═══ STORED RECORDS
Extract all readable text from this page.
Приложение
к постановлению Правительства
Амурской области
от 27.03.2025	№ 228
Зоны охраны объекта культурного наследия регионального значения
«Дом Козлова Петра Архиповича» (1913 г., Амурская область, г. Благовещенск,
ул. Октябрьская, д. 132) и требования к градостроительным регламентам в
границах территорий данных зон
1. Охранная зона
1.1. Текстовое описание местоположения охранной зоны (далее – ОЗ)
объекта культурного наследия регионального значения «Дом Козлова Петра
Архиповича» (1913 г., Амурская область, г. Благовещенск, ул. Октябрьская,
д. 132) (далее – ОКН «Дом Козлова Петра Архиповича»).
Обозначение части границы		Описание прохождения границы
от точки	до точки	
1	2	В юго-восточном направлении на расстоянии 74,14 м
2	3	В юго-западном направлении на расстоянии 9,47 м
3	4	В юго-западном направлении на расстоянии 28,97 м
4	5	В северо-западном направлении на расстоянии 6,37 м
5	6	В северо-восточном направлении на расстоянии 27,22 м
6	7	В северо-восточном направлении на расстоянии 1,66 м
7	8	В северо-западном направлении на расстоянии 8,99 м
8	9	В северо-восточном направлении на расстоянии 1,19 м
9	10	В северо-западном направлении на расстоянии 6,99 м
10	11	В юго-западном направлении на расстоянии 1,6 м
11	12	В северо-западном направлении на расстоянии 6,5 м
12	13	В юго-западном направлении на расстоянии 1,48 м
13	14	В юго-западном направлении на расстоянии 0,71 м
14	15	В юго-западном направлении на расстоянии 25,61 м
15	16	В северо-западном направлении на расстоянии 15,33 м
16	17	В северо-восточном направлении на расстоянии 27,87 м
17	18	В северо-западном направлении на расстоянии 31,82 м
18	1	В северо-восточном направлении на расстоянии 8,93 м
══════
> **REQUIREMENTS**: Provide all the records again, word for word.

> **PROBLEM SOLUTION**:
Extract all readable text from this page.
Приложение
к постановлению Правительства
Амурской области
от 27.03.2025	№ 228
Зоны охраны объекта культурного наследия регионального значения
«Дом Козлова Петра Архиповича» (1913 г., Амурская область, г. Благовещенск,
ул. Октябрьская, д. 132) и требования к градостроительным регламентам в
границах территорий данных зон
1. Охранная зона
1.1. Текстовое описание местоположения охранной зоны (далее – ОЗ)
объекта культурного наследия регионального значения «Дом Козлова Петра
Архиповича» (1913 г., Амурская область, г. Благовещенск, ул. Октябрьская,
д. 132) (далее – ОКН «Дом Козлова Петра Архиповича»).
Обозначение части границы		Описание прохождения границы
от точки	до точки	
1	2	В юго-восточном направлении на расстоянии 74,14 м
2	3	В юго-западном направлении на расстоянии 9,47 м
3	4	В юго-западном направлении на расстоянии 28,97 м
4	5	В северо-западном направлении на расстоянии 6,37 м
5	6	В северо-восточном направлении на расстоянии 27,22 м
6	7	В северо-восточном направлении на расстоянии 1,66 м
7	8	В северо-западном направлении на расстоянии 8,99 м
8	9	В северо-восточном направлении на расстоянии 1,19 м
9	10	В северо-западном направлении на расстоянии 6,99 м
10	11	В юго-западном направлении на расстоянии 1,6 м
11	12	В северо-западном направлении на расстоянии 6,5 м
12	13	В юго-западном направлении на расстоянии 1,48 м
13	14	В юго-западном направлении на расстоянии 0,71 м
14	15	В юго-западном направлении на расстоянии 25,61 м
15	16	В северо-западном направлении на расстоянии 15,33 м
16	17	В северо-восточном направлении на расстоянии 27,87 м
17	18	В северо-западном направлении на расстоянии 31,82 м
18	1	В северо-восточном направлении на расстоянии 8,93 м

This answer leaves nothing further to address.